▶ Task details
Among the lines of these entries, how many hold the word "Cadastra"? State only the number.

▶ Entries

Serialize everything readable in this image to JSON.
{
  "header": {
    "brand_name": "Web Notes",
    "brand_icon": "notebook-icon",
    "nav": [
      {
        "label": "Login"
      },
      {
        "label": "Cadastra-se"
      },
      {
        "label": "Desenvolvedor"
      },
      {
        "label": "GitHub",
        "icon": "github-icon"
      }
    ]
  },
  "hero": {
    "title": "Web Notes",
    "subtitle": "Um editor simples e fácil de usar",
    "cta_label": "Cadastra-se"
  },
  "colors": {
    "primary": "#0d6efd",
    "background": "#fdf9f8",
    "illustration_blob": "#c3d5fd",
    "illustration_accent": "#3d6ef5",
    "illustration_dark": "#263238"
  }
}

...

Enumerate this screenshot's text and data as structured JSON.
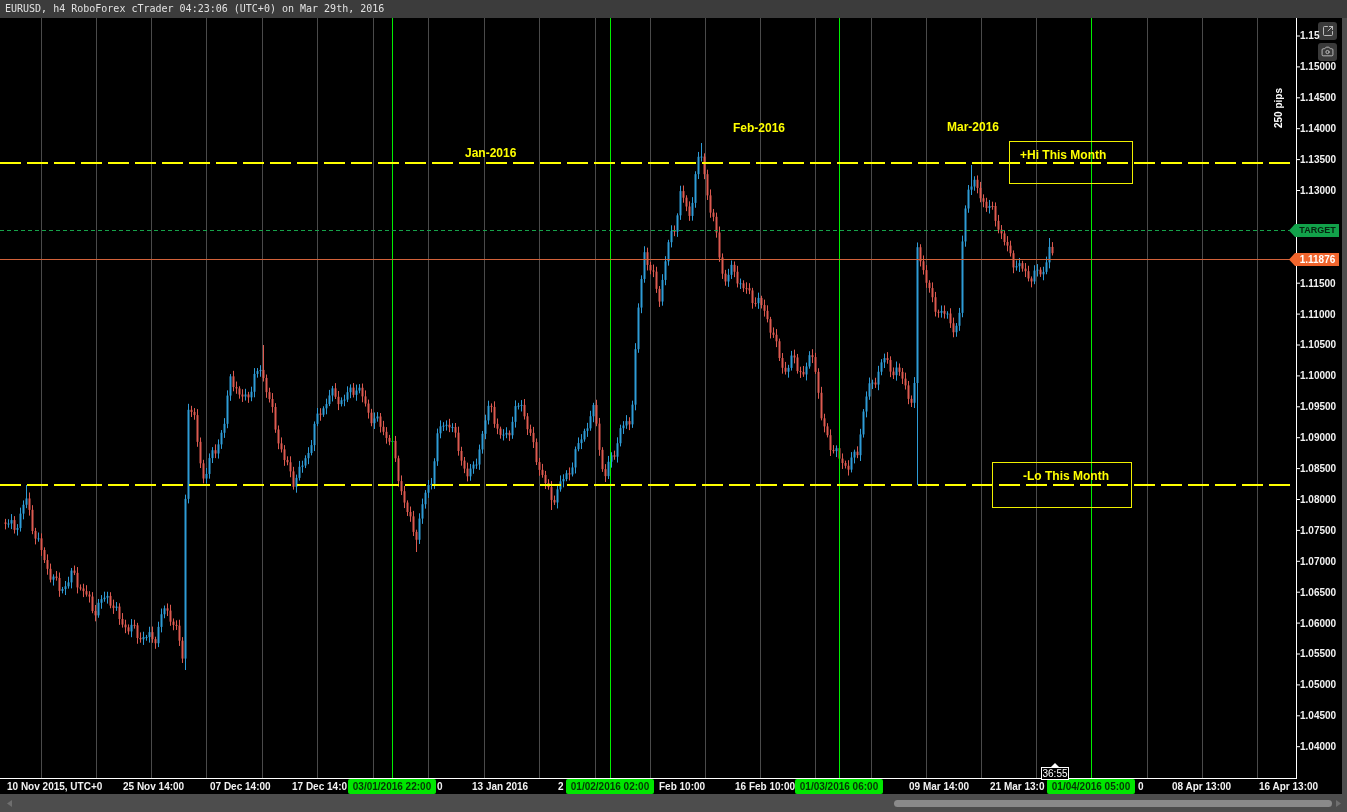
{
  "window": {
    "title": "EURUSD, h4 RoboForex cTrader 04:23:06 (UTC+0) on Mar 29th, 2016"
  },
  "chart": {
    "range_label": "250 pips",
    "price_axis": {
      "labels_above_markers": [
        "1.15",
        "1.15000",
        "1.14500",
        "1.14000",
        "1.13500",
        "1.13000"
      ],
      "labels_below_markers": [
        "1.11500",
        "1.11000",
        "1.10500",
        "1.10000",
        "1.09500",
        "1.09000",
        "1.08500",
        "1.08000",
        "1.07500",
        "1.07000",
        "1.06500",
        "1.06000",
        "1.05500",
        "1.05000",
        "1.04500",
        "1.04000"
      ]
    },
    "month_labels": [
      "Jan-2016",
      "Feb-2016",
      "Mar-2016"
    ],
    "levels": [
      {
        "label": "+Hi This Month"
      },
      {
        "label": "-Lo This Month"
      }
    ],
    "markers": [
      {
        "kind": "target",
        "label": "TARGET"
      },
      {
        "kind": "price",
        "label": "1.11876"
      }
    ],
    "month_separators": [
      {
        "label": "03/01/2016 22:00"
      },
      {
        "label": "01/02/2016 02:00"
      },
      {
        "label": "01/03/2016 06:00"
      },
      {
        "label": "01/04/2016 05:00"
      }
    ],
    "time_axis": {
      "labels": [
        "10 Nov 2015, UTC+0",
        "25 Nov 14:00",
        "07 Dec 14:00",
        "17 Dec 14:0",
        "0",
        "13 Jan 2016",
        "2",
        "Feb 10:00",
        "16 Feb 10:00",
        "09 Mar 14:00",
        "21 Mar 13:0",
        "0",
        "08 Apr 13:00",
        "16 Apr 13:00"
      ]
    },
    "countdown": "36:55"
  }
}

▶ Right answer
2